■ The problem
Extract every record, keeping each one exactly as it is.

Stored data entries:
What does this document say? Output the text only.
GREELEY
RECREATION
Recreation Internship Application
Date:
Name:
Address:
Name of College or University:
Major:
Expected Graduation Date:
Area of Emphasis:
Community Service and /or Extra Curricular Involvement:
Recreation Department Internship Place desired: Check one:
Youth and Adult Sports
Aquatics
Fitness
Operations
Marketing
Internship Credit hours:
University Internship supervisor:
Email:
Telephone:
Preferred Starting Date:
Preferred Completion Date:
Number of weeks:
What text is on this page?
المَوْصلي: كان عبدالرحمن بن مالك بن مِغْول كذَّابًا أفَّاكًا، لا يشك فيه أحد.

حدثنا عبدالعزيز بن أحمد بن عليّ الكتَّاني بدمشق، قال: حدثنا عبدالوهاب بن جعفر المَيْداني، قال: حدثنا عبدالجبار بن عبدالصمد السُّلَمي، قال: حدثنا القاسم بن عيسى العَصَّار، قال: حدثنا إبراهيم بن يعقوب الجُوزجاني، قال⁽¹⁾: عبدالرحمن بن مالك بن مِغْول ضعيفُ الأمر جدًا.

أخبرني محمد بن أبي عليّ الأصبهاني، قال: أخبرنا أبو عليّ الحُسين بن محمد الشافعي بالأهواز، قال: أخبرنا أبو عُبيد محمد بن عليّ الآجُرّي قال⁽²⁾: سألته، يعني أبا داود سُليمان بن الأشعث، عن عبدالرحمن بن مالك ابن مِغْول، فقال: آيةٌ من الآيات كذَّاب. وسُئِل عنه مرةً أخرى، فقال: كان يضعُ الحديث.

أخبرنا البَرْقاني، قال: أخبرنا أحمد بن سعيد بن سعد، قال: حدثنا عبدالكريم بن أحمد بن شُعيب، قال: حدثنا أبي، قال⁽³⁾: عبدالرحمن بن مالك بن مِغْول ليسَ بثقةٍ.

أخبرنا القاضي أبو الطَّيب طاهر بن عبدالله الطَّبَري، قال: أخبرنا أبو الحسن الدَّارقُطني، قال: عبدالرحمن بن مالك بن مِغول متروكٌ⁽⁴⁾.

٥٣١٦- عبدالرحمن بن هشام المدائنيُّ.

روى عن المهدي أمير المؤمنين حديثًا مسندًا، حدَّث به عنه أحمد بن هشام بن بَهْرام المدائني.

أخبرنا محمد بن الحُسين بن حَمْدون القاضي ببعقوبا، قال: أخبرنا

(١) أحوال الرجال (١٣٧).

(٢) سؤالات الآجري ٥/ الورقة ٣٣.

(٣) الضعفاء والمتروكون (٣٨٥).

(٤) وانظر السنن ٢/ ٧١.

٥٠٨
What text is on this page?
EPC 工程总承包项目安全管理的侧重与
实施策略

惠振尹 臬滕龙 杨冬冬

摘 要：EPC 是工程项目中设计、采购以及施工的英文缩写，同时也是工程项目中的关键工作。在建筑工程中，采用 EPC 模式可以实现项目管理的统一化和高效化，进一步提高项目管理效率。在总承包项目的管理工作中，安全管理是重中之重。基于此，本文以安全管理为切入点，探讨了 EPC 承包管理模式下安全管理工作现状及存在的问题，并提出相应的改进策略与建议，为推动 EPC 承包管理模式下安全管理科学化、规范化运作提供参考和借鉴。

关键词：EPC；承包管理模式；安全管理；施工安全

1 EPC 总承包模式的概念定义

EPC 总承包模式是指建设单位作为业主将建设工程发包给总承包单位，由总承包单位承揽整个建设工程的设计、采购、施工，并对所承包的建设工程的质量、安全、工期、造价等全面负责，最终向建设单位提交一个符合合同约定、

■ Written solution
What does this document say? Output the text only.
GREELEY
RECREATION
Recreation Internship Application
Date:
Name:
Address:
Name of College or University:
Major:
Expected Graduation Date:
Area of Emphasis:
Community Service and /or Extra Curricular Involvement:
Recreation Department Internship Place desired: Check one:
Youth and Adult Sports
Aquatics
Fitness
Operations
Marketing
Internship Credit hours:
University Internship supervisor:
Email:
Telephone:
Preferred Starting Date:
Preferred Completion Date:
Number of weeks:
What text is on this page?
المَوْصلي: كان عبدالرحمن بن مالك بن مِغْول كذَّابًا أفَّاكًا، لا يشك فيه أحد.

حدثنا عبدالعزيز بن أحمد بن عليّ الكتَّاني بدمشق، قال: حدثنا عبدالوهاب بن جعفر المَيْداني، قال: حدثنا عبدالجبار بن عبدالصمد السُّلَمي، قال: حدثنا القاسم بن عيسى العَصَّار، قال: حدثنا إبراهيم بن يعقوب الجُوزجاني، قال⁽¹⁾: عبدالرحمن بن مالك بن مِغْول ضعيفُ الأمر جدًا.

أخبرني محمد بن أبي عليّ الأصبهاني، قال: أخبرنا أبو عليّ الحُسين بن محمد الشافعي بالأهواز، قال: أخبرنا أبو عُبيد محمد بن عليّ الآجُرّي قال⁽²⁾: سألته، يعني أبا داود سُليمان بن الأشعث، عن عبدالرحمن بن مالك ابن مِغْول، فقال: آيةٌ من الآيات كذَّاب. وسُئِل عنه مرةً أخرى، فقال: كان يضعُ الحديث.

أخبرنا البَرْقاني، قال: أخبرنا أحمد بن سعيد بن سعد، قال: حدثنا عبدالكريم بن أحمد بن شُعيب، قال: حدثنا أبي، قال⁽³⁾: عبدالرحمن بن مالك بن مِغْول ليسَ بثقةٍ.

أخبرنا القاضي أبو الطَّيب طاهر بن عبدالله الطَّبَري، قال: أخبرنا أبو الحسن الدَّارقُطني، قال: عبدالرحمن بن مالك بن مِغول متروكٌ⁽⁴⁾.

٥٣١٦- عبدالرحمن بن هشام المدائنيُّ.

روى عن المهدي أمير المؤمنين حديثًا مسندًا، حدَّث به عنه أحمد بن هشام بن بَهْرام المدائني.

أخبرنا محمد بن الحُسين بن حَمْدون القاضي ببعقوبا، قال: أخبرنا

(١) أحوال الرجال (١٣٧).

(٢) سؤالات الآجري ٥/ الورقة ٣٣.

(٣) الضعفاء والمتروكون (٣٨٥).

(٤) وانظر السنن ٢/ ٧١.

٥٠٨
What text is on this page?
EPC 工程总承包项目安全管理的侧重与
实施策略

惠振尹 臬滕龙 杨冬冬

摘 要：EPC 是工程项目中设计、采购以及施工的英文缩写，同时也是工程项目中的关键工作。在建筑工程中，采用 EPC 模式可以实现项目管理的统一化和高效化，进一步提高项目管理效率。在总承包项目的管理工作中，安全管理是重中之重。基于此，本文以安全管理为切入点，探讨了 EPC 承包管理模式下安全管理工作现状及存在的问题，并提出相应的改进策略与建议，为推动 EPC 承包管理模式下安全管理科学化、规范化运作提供参考和借鉴。

关键词：EPC；承包管理模式；安全管理；施工安全

1 EPC 总承包模式的概念定义

EPC 总承包模式是指建设单位作为业主将建设工程发包给总承包单位，由总承包单位承揽整个建设工程的设计、采购、施工，并对所承包的建设工程的质量、安全、工期、造价等全面负责，最终向建设单位提交一个符合合同约定、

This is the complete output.